▶ _Source excerpt_:
/---
Macro for GCC 9's new __builtin_expect_with_probability

[nemequ]

It looks like GCC 9 will have a new builtin which I'm rather excited about, __builtin_expect_with_probability(long exp, long c, double probability):

This function has the same semantics as __builtin_expect, but the caller provides the expected probability that exp == c. The last argument, probability, is a floating-point value in the range 0.0 to 1.0, inclusive. The probability argument must be constant floating-point expression.

I'm trying to figure out the best way to expose this in Hedley. It's going to require more thought, and lots of testing, but right now I'm thinking about something like:

#if HEDLEY_GNUC_HAS_BUILTIN(__builtin_expect_with_probability,9,0,0)
#  define HEDLEY_PREDICT(expr, value, probability) \
      __builtin_expect_with_probability(expr, value, probability)
#elif \
  HEDLEY_GNUC_HAS_BUILTIN(__builtin_expect,3,0,0) || \
  HEDLEY_INTEL_VERSION_CHECK(16,0,0) || \
  HEDLEY_SUNPRO_VERSION_CHECK(5,12,0) || \
  HEDLEY_ARM_VERSION_CHECK(4,1,0) || \
  HEDLEY_IBM_VERSION_CHECK(10,1,0) || \
  HEDLEY_TI_VERSION_CHECK(7,3,0) || \
  HEDLEY_TINYC_VERSION_CHECK(0,9,27)
#  define HEDLEY_PREDICT(expr, value, probability) \
      (((probability) >= 0.9) ? __builtin_expect((expr), (value)) : (expr))
#else
#  define HEDLEY_PREDICT(expr, value, probability) (expr)
#endif

probability has to be constant, so the compiler should eliminate the test., but I definitely want to verify that to ensure we don't bloat the compiled code. It might also be nice to go through a temporary constexpr double if compiling in C++17 mode with compilers other than GCC 9+ which support statement exprs.

I'm not completely satisfied with the API, either. When I want to use __builtin_expect it's almost always to check boolean values. It might be nice to have some macros which assume bools, like the current HEDLEY_LIKELY/HEDLEY_UNLIKELY macros (which don't have the probability parameter). I need to think of new names, but something like

#define HEDLEY_LIKELY(expr, probability) HEDLEY_PREDICT(!!(expr), 1, probability)
#define HEDLEY_UNLIKELY(expr, probability) HEDLEY_PREDICT(!!(expr), 0, probability)

It should also be possible to use this to use this to reverse a test for low probability items when using __builtin_expect, so HEDLEY_LIKELY(expr, 0.01) would become __builtin_expect(!!(expr), 0) instead of !!(expr).

If anyone has any thoughts and/or suggestions, please speak up!
\---
▶ _Exercise aim_:
Continue the discussion of the HEDLEY_PREDICT macro from where it stops.

▶ _Raw data_:
/---
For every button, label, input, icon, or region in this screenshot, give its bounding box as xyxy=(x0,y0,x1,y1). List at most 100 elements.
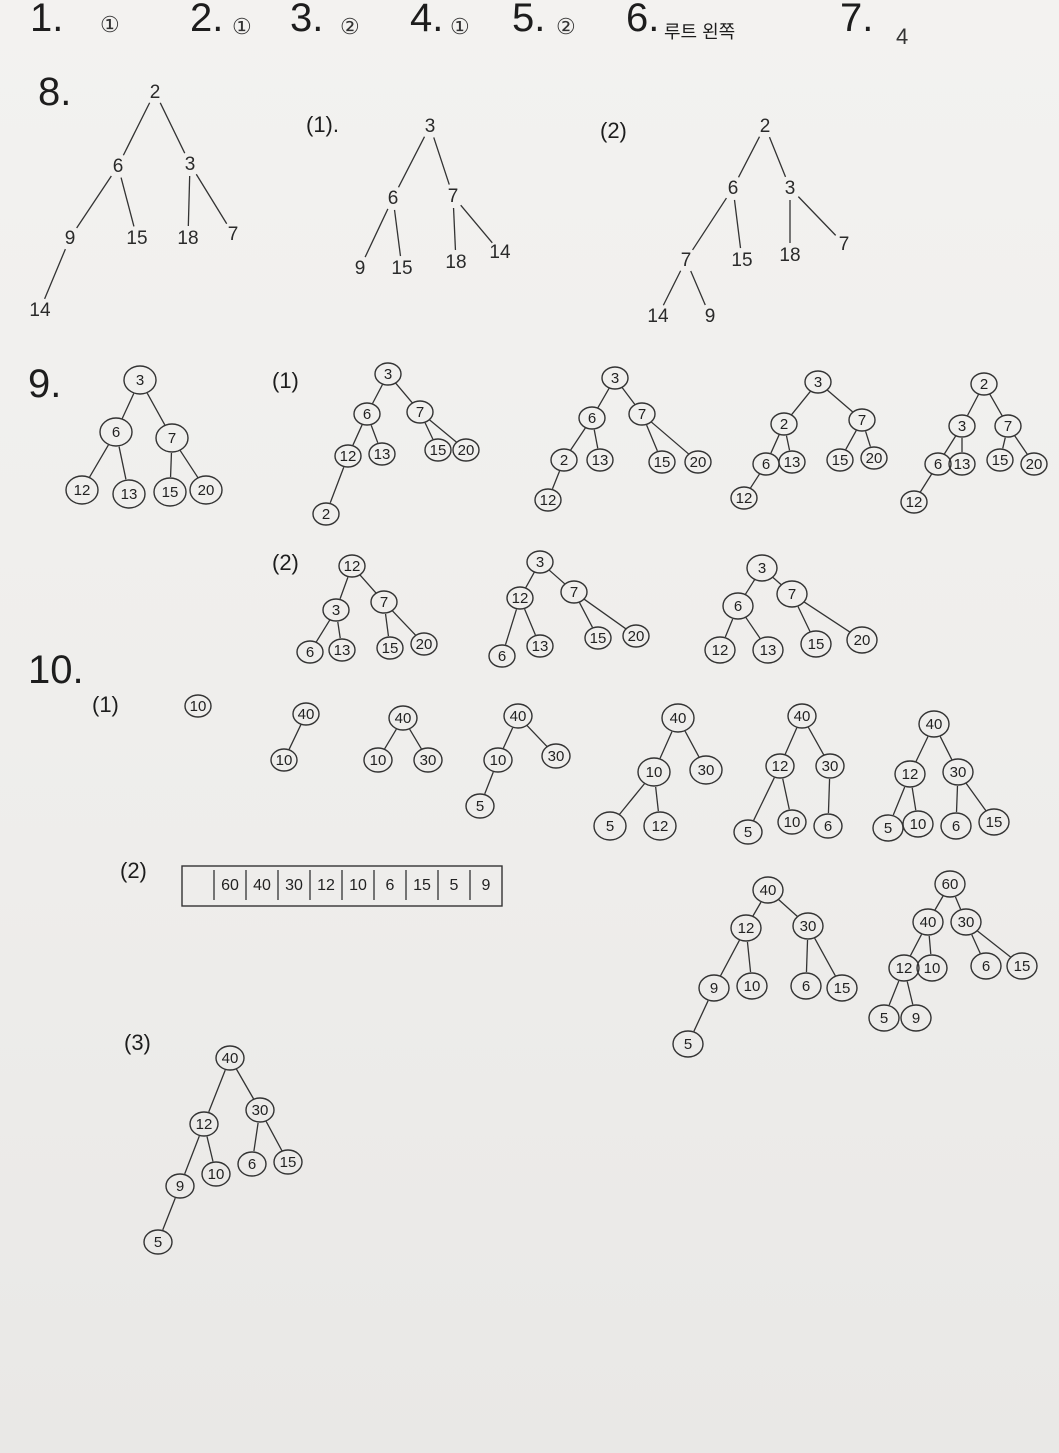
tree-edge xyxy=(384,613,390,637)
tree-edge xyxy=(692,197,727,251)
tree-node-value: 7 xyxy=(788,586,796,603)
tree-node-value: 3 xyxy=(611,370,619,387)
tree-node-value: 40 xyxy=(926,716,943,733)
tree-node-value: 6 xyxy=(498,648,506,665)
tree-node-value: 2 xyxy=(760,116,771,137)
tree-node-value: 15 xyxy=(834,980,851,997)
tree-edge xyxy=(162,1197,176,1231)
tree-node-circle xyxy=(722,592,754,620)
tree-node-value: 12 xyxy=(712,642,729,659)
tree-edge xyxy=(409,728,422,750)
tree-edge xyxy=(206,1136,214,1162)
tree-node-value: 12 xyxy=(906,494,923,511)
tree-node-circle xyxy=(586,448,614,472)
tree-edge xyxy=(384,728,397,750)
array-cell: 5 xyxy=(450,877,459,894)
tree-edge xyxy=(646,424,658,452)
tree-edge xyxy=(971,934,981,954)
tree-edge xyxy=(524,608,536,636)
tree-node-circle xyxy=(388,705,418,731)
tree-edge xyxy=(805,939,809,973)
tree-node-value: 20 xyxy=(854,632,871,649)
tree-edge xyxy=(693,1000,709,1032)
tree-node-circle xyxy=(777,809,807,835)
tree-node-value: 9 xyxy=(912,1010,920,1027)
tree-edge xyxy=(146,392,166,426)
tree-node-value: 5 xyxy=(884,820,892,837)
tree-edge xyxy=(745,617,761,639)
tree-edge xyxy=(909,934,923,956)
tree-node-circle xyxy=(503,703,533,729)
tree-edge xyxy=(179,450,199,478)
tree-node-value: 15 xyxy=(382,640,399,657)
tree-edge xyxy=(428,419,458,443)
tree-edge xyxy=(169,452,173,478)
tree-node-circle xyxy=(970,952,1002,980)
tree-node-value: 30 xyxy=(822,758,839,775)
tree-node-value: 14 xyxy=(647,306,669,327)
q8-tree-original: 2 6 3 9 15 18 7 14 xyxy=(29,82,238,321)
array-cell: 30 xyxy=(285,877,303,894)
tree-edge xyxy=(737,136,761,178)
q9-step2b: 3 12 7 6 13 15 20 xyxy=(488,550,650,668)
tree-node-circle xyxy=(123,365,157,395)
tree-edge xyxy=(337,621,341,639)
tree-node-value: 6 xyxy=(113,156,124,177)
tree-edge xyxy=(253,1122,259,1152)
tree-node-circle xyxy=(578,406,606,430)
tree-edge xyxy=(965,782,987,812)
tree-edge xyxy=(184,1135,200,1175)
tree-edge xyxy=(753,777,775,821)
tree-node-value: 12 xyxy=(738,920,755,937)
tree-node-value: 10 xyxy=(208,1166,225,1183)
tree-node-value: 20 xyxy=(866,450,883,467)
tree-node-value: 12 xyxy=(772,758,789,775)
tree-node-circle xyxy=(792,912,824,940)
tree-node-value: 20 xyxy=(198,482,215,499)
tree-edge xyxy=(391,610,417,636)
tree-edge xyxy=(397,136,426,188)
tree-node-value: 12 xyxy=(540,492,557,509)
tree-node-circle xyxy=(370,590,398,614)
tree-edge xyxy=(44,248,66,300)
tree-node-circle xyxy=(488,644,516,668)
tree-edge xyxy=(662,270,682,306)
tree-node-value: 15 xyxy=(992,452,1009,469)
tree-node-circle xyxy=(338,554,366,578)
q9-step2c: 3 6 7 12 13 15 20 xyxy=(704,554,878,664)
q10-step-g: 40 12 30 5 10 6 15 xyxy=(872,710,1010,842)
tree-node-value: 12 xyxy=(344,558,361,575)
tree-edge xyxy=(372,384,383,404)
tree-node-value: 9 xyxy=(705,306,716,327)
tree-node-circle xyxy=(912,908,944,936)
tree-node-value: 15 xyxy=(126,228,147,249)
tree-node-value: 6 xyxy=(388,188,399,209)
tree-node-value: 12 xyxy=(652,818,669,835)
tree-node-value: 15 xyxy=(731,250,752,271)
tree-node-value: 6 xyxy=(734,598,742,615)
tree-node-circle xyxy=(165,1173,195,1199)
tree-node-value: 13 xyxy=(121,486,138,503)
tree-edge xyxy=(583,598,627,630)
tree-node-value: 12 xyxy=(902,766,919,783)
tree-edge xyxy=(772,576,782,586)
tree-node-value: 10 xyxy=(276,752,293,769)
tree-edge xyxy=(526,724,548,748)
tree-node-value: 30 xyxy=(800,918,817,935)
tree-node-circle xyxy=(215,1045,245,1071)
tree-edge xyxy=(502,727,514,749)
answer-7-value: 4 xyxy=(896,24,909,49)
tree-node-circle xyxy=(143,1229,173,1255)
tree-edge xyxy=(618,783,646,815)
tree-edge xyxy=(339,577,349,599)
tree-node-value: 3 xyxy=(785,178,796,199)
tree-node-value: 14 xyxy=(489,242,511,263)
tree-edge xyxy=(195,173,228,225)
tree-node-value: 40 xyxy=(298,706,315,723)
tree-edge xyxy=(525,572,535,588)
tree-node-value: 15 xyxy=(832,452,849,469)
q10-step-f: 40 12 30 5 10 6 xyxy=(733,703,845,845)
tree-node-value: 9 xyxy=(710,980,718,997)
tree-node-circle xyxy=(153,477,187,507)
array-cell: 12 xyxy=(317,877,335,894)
\---
/---
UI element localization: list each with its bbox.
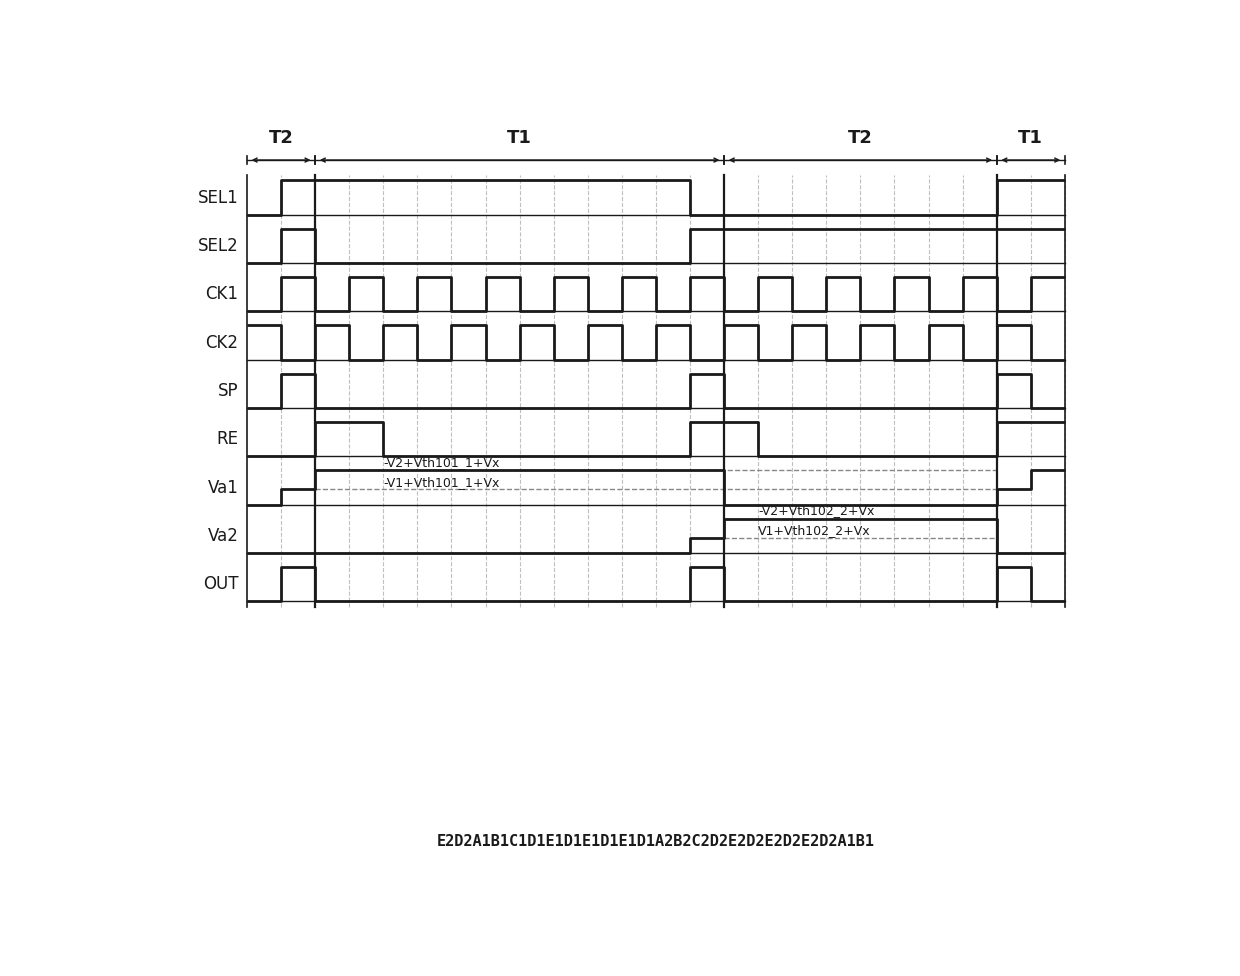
\---
▶ _Output of the exercise_:
[nemequ]

I just pushed 7646ce7ea2e1ede712f6a8a9ba9abe967ae5da98 to dev for testing with the names HEDLEY_PREDICT, HEDLEY_PREDICT_TRUE, and HEDLEY_PREDICT_FALSE, but I'm still very open to other ideas.

[travisdowns]

I definitely like the idea of a specialized boolean variant. My current use is 100% for indicating likely branch direction, so boolean use. Hedley would be a nice place to put those details, especially if other mechanisms pop up in the future which are branch specific.

Out of curiosity, are you aware of good uses outside of a branch context? There are plenty of use for "assume" type calls which can tell the compiler that a value has a restricted range, and so affects subsequent code generation, but the case is less clear for "expect" which makes no guarantees. Maybe for cases where knowing the value would allow prioritization of the most common values (switch table generation, etc?).

[travisdowns]

About choosing the threshold for emulation of _expect_prob with plain _expect, which is 0.9 in the above code, it might be good to check what the implied threshold is in gcc for the plain __builtin_expect and align it with that (or maybe you already did)?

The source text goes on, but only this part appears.